*Exercise brief*. Find all lines in the records that include the word "price", and copy them out.

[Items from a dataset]
┌──

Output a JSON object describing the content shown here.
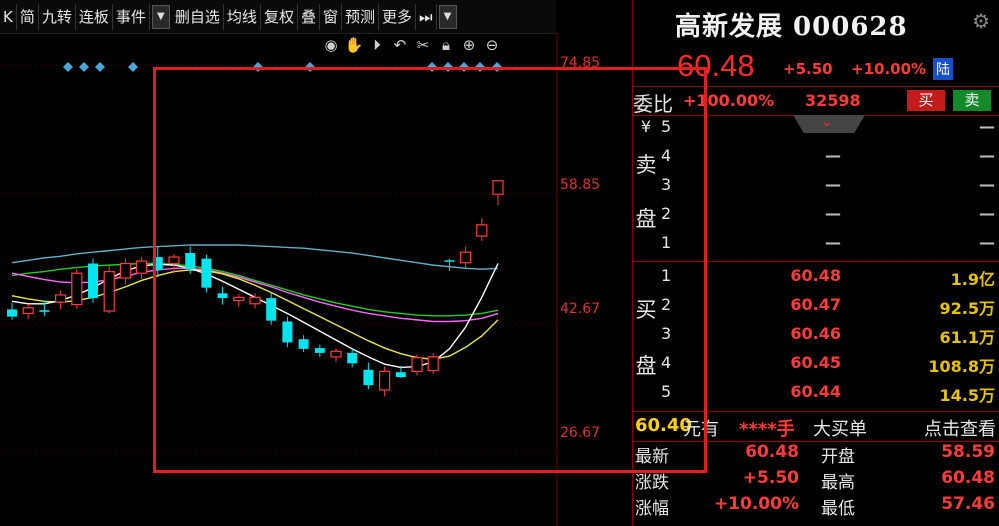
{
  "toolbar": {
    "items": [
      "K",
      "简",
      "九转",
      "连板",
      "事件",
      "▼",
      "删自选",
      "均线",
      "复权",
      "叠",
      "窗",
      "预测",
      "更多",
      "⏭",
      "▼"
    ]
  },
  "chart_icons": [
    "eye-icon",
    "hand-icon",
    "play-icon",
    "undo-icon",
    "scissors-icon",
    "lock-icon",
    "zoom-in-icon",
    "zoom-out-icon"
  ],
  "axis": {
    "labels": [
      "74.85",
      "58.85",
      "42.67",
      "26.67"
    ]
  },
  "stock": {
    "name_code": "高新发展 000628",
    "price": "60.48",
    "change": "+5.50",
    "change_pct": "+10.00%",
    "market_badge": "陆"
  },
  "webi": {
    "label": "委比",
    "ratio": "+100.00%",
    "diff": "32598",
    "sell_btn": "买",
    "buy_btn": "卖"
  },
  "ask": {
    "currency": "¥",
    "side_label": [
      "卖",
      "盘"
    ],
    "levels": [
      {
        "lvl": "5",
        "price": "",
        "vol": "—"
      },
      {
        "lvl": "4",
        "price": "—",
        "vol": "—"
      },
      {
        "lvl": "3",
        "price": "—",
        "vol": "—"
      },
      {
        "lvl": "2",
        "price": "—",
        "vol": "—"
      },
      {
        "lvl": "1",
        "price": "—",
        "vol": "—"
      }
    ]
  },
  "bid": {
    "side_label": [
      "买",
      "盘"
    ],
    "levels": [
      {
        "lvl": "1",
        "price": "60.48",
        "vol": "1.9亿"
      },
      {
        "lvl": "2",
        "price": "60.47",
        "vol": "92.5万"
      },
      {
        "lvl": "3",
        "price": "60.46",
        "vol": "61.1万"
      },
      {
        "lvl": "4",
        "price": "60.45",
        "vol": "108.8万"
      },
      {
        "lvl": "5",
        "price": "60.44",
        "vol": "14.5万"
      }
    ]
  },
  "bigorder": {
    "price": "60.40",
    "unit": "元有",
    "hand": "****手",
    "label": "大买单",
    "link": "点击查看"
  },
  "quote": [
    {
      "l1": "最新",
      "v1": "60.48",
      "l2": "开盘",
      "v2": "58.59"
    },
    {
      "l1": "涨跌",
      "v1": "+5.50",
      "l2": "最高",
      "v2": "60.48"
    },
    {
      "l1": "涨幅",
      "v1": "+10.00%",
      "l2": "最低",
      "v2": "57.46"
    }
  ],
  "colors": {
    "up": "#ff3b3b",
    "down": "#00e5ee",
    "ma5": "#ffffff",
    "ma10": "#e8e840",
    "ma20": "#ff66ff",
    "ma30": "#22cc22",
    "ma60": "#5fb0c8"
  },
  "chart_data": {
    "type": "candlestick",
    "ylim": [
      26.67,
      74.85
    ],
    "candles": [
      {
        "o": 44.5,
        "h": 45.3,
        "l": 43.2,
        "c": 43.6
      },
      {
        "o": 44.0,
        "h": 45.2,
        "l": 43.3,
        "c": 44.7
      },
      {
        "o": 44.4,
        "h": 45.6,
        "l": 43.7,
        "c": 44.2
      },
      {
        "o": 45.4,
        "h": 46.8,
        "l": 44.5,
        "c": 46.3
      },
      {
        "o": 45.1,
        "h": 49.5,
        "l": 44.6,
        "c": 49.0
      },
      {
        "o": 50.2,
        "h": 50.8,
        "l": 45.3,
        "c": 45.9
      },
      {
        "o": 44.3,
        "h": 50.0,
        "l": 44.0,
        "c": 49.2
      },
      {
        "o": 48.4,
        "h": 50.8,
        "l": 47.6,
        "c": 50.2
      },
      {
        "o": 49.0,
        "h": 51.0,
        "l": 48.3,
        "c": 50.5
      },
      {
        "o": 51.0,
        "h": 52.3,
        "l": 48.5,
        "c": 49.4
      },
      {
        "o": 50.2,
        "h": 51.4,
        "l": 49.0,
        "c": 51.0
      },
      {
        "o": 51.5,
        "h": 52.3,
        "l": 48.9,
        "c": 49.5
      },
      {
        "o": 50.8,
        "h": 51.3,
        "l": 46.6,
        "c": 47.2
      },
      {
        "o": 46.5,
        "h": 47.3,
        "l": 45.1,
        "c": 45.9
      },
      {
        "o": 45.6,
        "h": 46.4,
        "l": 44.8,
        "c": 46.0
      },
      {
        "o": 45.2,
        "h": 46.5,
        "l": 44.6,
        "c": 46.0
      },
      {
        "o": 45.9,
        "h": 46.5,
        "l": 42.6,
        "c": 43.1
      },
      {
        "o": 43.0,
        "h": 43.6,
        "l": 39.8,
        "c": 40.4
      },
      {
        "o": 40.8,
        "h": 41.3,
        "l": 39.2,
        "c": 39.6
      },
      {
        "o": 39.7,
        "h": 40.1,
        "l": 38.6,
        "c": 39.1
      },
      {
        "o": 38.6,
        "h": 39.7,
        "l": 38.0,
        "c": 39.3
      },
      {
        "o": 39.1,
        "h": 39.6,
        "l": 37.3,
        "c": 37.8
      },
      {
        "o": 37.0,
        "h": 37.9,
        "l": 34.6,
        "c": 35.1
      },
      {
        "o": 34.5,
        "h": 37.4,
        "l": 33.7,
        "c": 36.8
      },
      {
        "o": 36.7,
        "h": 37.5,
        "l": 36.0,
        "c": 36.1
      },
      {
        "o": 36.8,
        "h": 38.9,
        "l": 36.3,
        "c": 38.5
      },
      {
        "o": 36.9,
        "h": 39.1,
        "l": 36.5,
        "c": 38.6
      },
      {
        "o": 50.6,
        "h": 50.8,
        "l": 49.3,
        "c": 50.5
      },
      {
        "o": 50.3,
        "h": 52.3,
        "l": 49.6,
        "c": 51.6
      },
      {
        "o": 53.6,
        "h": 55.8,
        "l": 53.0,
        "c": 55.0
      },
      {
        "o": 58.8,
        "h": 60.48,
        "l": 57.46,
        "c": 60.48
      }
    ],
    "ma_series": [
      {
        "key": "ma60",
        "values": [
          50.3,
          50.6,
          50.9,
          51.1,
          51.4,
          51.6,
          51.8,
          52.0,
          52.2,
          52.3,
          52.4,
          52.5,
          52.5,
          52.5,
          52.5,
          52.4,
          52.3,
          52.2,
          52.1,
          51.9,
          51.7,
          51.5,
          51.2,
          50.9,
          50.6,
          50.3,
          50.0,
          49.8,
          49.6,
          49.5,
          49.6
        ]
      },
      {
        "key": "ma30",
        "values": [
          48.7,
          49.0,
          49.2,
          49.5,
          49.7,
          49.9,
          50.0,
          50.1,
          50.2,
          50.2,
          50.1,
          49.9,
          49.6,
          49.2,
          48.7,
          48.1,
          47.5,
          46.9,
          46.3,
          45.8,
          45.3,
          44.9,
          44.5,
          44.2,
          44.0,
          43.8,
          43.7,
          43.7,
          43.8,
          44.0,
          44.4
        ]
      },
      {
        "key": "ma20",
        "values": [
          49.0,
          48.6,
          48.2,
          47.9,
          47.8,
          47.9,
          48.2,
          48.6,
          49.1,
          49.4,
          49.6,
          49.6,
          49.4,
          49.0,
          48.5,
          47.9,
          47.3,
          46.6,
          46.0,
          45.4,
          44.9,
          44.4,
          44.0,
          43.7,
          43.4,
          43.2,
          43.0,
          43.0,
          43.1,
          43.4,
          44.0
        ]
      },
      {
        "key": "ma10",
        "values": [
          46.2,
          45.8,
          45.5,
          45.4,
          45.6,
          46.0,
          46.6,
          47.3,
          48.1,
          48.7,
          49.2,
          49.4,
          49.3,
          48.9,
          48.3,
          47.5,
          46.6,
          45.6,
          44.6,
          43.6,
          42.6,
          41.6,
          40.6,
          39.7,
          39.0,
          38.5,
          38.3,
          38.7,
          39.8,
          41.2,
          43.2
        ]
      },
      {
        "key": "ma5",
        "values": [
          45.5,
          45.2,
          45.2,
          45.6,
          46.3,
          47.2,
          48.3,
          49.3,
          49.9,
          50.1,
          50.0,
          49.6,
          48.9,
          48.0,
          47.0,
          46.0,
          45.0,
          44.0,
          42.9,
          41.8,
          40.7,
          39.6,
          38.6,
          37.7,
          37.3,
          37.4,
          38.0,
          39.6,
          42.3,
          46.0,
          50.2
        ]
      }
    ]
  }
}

└──

*Response*.
    "price": "60.48",
        "price": "",
        "price": "—",
        "price": "—",
        "price": "—",
        "price": "—",
        "price": "60.48",
        "price": "60.47",
        "price": "60.46",
        "price": "60.45",
        "price": "60.44",
    "price": "60.40",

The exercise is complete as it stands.